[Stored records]
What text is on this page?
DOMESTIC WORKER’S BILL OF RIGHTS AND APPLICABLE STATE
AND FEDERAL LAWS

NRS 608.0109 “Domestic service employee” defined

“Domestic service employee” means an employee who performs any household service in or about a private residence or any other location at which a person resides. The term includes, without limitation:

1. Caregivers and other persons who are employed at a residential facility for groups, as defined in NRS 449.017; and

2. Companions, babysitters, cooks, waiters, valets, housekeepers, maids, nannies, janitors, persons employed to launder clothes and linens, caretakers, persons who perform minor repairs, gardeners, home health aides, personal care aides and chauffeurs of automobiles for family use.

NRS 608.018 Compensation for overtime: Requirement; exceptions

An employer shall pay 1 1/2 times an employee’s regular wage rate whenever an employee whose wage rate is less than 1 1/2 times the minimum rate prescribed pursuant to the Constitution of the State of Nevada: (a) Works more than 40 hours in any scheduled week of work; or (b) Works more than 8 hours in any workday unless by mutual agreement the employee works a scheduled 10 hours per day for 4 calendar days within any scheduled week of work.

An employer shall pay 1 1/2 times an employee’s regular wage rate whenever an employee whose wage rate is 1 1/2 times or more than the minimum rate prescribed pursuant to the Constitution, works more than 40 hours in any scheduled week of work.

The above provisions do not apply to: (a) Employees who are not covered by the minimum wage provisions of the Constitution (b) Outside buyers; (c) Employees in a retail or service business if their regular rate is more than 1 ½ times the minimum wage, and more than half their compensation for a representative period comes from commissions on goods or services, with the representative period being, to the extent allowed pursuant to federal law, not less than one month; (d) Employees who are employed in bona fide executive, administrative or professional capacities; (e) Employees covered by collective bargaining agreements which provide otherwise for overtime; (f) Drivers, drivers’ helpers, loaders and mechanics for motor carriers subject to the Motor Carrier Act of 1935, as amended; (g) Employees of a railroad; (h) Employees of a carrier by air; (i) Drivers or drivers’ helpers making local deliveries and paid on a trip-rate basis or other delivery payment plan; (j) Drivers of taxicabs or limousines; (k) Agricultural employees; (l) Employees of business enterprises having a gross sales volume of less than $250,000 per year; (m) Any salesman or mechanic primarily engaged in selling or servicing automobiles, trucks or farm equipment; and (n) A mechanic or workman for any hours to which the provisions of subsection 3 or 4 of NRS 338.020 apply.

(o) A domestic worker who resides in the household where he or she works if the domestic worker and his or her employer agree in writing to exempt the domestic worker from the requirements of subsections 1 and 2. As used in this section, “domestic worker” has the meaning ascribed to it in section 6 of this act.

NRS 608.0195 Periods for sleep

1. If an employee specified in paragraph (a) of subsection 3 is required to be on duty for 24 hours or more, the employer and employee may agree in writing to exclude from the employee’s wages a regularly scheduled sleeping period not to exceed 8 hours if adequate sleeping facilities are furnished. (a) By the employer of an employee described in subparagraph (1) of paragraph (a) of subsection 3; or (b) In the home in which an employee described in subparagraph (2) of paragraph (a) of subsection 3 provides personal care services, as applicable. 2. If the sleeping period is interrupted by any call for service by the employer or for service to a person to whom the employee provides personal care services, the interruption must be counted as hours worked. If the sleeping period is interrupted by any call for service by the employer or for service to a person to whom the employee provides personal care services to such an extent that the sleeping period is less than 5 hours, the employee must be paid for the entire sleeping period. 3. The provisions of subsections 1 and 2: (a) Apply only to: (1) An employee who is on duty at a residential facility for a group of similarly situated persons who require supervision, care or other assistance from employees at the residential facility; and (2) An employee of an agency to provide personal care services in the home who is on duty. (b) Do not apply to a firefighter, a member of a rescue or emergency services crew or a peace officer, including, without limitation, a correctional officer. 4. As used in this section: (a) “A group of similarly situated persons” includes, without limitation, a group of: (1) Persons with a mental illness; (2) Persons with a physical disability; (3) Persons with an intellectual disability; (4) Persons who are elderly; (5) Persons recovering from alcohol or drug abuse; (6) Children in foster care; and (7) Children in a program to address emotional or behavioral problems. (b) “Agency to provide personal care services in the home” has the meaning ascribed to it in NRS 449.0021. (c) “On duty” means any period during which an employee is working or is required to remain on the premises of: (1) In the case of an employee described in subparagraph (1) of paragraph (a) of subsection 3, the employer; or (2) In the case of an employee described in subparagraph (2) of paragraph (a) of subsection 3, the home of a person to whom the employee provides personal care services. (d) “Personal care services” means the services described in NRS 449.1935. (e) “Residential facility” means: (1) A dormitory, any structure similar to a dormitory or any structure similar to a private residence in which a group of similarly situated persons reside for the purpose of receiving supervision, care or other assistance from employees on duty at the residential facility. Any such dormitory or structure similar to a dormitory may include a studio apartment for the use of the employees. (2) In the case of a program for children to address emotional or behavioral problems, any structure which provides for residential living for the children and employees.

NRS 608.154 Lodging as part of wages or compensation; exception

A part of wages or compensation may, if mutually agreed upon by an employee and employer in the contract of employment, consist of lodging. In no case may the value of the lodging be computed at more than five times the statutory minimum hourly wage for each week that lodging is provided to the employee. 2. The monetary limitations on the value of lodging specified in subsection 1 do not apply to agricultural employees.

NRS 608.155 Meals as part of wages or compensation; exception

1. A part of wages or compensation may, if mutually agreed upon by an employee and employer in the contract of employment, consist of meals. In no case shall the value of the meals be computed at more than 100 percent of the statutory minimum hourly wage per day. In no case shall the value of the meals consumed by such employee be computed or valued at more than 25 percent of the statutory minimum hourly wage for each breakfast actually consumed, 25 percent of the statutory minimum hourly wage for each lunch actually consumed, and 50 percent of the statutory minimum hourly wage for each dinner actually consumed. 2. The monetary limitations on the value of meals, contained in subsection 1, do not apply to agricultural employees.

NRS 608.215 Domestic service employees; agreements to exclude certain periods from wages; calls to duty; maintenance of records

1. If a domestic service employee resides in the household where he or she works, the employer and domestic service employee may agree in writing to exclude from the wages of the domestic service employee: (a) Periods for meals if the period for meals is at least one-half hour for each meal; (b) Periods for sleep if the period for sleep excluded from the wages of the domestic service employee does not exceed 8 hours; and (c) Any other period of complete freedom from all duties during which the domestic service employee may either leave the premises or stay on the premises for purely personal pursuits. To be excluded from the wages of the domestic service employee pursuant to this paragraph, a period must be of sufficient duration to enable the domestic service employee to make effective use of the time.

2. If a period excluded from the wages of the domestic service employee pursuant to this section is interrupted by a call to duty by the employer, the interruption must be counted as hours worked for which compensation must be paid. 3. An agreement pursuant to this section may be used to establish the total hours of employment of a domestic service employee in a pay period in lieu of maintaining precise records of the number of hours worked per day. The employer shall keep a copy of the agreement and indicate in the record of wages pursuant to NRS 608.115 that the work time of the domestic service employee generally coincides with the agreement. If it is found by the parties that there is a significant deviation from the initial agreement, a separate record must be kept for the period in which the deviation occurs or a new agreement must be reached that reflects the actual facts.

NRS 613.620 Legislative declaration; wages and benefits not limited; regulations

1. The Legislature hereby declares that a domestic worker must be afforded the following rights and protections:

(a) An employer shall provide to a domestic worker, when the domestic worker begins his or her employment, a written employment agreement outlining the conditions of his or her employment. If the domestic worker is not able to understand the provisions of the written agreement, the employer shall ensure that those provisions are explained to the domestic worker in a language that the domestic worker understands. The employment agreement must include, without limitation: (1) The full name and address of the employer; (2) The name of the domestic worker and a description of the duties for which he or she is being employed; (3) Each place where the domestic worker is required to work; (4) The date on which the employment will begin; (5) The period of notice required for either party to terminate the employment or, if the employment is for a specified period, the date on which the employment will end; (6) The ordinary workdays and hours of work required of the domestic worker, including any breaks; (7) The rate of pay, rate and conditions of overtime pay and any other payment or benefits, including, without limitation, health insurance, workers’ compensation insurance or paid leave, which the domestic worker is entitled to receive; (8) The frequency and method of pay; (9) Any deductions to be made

» TASK GOAL
Search the data for "monetary". Copy every matching line.

» TASK RESULT
A part of wages or compensation may, if mutually agreed upon by an employee and employer in the contract of employment, consist of lodging. In no case may the value of the lodging be computed at more than five times the statutory minimum hourly wage for each week that lodging is provided to the employee. 2. The monetary limitations on the value of lodging specified in subsection 1 do not apply to agricultural employees.
1. A part of wages or compensation may, if mutually agreed upon by an employee and employer in the contract of employment, consist of meals. In no case shall the value of the meals be computed at more than 100 percent of the statutory minimum hourly wage per day. In no case shall the value of the meals consumed by such employee be computed or valued at more than 25 percent of the statutory minimum hourly wage for each breakfast actually consumed, 25 percent of the statutory minimum hourly wage for each lunch actually consumed, and 50 percent of the statutory minimum hourly wage for each dinner actually consumed. 2. The monetary limitations on the value of meals, contained in subsection 1, do not apply to agricultural employees.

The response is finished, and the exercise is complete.